## TASK REQUIREMENTS
Filter the entries below, keeping every line that has the word "true".

## DATA IN THIS EXERCISE
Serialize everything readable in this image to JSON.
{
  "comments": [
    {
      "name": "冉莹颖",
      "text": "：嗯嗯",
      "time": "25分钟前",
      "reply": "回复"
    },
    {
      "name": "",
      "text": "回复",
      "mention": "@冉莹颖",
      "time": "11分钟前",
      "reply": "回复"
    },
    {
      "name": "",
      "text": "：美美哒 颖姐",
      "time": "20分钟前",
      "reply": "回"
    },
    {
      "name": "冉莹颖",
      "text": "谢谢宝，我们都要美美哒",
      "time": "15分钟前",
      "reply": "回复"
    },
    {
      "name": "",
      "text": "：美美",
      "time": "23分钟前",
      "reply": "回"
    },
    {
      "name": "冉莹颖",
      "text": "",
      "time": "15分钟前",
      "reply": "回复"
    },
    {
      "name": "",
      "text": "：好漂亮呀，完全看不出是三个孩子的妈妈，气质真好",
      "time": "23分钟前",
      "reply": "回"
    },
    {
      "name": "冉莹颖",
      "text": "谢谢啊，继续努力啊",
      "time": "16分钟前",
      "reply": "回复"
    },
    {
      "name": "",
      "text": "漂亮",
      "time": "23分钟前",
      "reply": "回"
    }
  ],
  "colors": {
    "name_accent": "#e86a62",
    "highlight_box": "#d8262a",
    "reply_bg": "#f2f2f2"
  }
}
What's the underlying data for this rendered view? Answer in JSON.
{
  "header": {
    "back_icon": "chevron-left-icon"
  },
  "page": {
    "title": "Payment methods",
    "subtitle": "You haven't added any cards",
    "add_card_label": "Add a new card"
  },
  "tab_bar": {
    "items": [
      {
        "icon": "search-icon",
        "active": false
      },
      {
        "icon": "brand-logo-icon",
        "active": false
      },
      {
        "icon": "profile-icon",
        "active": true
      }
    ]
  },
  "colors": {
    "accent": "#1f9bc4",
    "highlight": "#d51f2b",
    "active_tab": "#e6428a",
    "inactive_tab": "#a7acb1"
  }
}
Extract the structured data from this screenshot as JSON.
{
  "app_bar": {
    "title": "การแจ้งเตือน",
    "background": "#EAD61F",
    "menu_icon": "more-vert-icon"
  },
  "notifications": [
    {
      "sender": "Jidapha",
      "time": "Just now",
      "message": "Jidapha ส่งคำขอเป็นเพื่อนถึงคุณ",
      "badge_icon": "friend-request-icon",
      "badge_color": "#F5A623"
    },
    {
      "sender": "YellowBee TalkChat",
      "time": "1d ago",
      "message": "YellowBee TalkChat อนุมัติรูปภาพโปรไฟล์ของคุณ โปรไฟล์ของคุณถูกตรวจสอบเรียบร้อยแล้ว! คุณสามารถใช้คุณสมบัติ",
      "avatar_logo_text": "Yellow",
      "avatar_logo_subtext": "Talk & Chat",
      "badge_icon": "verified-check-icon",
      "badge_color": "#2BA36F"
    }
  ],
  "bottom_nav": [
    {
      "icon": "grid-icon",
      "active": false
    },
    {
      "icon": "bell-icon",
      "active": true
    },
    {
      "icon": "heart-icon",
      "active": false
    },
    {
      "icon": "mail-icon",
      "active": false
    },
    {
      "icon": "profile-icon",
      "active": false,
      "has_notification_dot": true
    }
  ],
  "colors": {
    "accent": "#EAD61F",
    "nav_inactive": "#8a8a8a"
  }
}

## EXERCISE ANSWER
        "active": true
      "active": true
      "has_notification_dot": true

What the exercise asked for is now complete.